● THE DATA:
--------------------------------------------------
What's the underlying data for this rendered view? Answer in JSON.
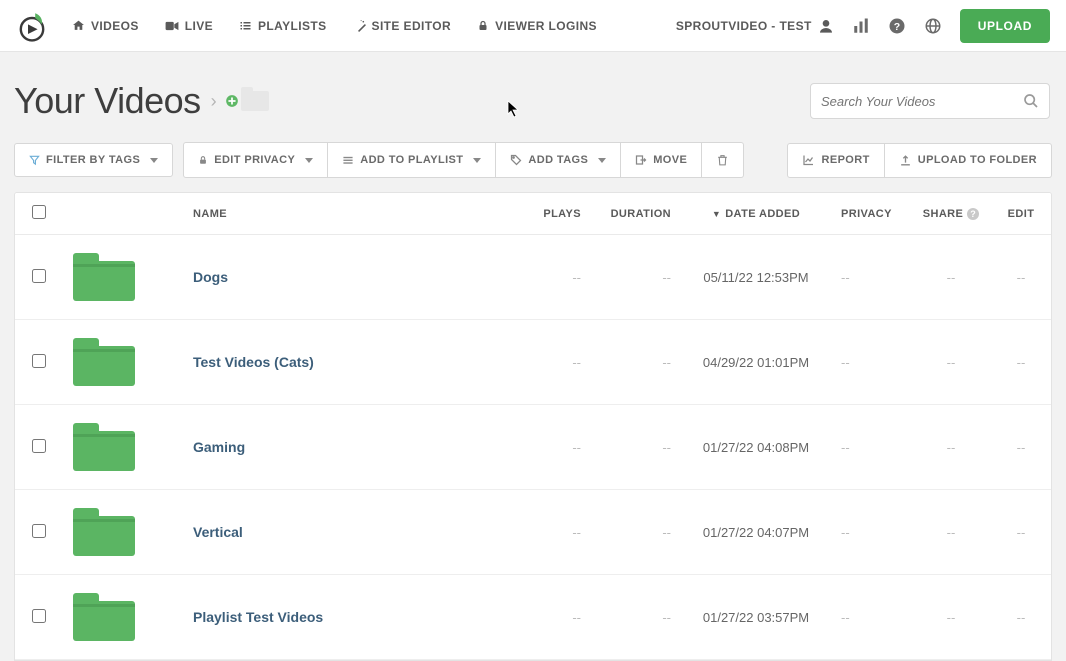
{
  "nav": {
    "videos": "VIDEOS",
    "live": "LIVE",
    "playlists": "PLAYLISTS",
    "site_editor": "SITE EDITOR",
    "viewer_logins": "VIEWER LOGINS",
    "account": "SPROUTVIDEO - TEST",
    "upload": "UPLOAD"
  },
  "page": {
    "title": "Your Videos",
    "search_placeholder": "Search Your Videos"
  },
  "toolbar": {
    "filter_tags": "FILTER BY TAGS",
    "edit_privacy": "EDIT PRIVACY",
    "add_playlist": "ADD TO PLAYLIST",
    "add_tags": "ADD TAGS",
    "move": "MOVE",
    "report": "REPORT",
    "upload_folder": "UPLOAD TO FOLDER"
  },
  "columns": {
    "name": "NAME",
    "plays": "PLAYS",
    "duration": "DURATION",
    "date_added": "DATE ADDED",
    "privacy": "PRIVACY",
    "share": "SHARE",
    "edit": "EDIT"
  },
  "rows": [
    {
      "name": "Dogs",
      "plays": "--",
      "duration": "--",
      "date": "05/11/22 12:53PM",
      "privacy": "--",
      "share": "--",
      "edit": "--"
    },
    {
      "name": "Test Videos (Cats)",
      "plays": "--",
      "duration": "--",
      "date": "04/29/22 01:01PM",
      "privacy": "--",
      "share": "--",
      "edit": "--"
    },
    {
      "name": "Gaming",
      "plays": "--",
      "duration": "--",
      "date": "01/27/22 04:08PM",
      "privacy": "--",
      "share": "--",
      "edit": "--"
    },
    {
      "name": "Vertical",
      "plays": "--",
      "duration": "--",
      "date": "01/27/22 04:07PM",
      "privacy": "--",
      "share": "--",
      "edit": "--"
    },
    {
      "name": "Playlist Test Videos",
      "plays": "--",
      "duration": "--",
      "date": "01/27/22 03:57PM",
      "privacy": "--",
      "share": "--",
      "edit": "--"
    }
  ]
}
--------------------------------------------------
Transcribe the material exactly, and leave out whatever pictures it holds.

● REPLY TO THE EXERCISE:
What's the underlying data for this rendered view? Answer in JSON.
{
  "nav": {
    "videos": "VIDEOS",
    "live": "LIVE",
    "playlists": "PLAYLISTS",
    "site_editor": "SITE EDITOR",
    "viewer_logins": "VIEWER LOGINS",
    "account": "SPROUTVIDEO - TEST",
    "upload": "UPLOAD"
  },
  "page": {
    "title": "Your Videos",
    "search_placeholder": "Search Your Videos"
  },
  "toolbar": {
    "filter_tags": "FILTER BY TAGS",
    "edit_privacy": "EDIT PRIVACY",
    "add_playlist": "ADD TO PLAYLIST",
    "add_tags": "ADD TAGS",
    "move": "MOVE",
    "report": "REPORT",
    "upload_folder": "UPLOAD TO FOLDER"
  },
  "columns": {
    "name": "NAME",
    "plays": "PLAYS",
    "duration": "DURATION",
    "date_added": "DATE ADDED",
    "privacy": "PRIVACY",
    "share": "SHARE",
    "edit": "EDIT"
  },
  "rows": [
    {
      "name": "Dogs",
      "plays": "--",
      "duration": "--",
      "date": "05/11/22 12:53PM",
      "privacy": "--",
      "share": "--",
      "edit": "--"
    },
    {
      "name": "Test Videos (Cats)",
      "plays": "--",
      "duration": "--",
      "date": "04/29/22 01:01PM",
      "privacy": "--",
      "share": "--",
      "edit": "--"
    },
    {
      "name": "Gaming",
      "plays": "--",
      "duration": "--",
      "date": "01/27/22 04:08PM",
      "privacy": "--",
      "share": "--",
      "edit": "--"
    },
    {
      "name": "Vertical",
      "plays": "--",
      "duration": "--",
      "date": "01/27/22 04:07PM",
      "privacy": "--",
      "share": "--",
      "edit": "--"
    },
    {
      "name": "Playlist Test Videos",
      "plays": "--",
      "duration": "--",
      "date": "01/27/22 03:57PM",
      "privacy": "--",
      "share": "--",
      "edit": "--"
    }
  ]
}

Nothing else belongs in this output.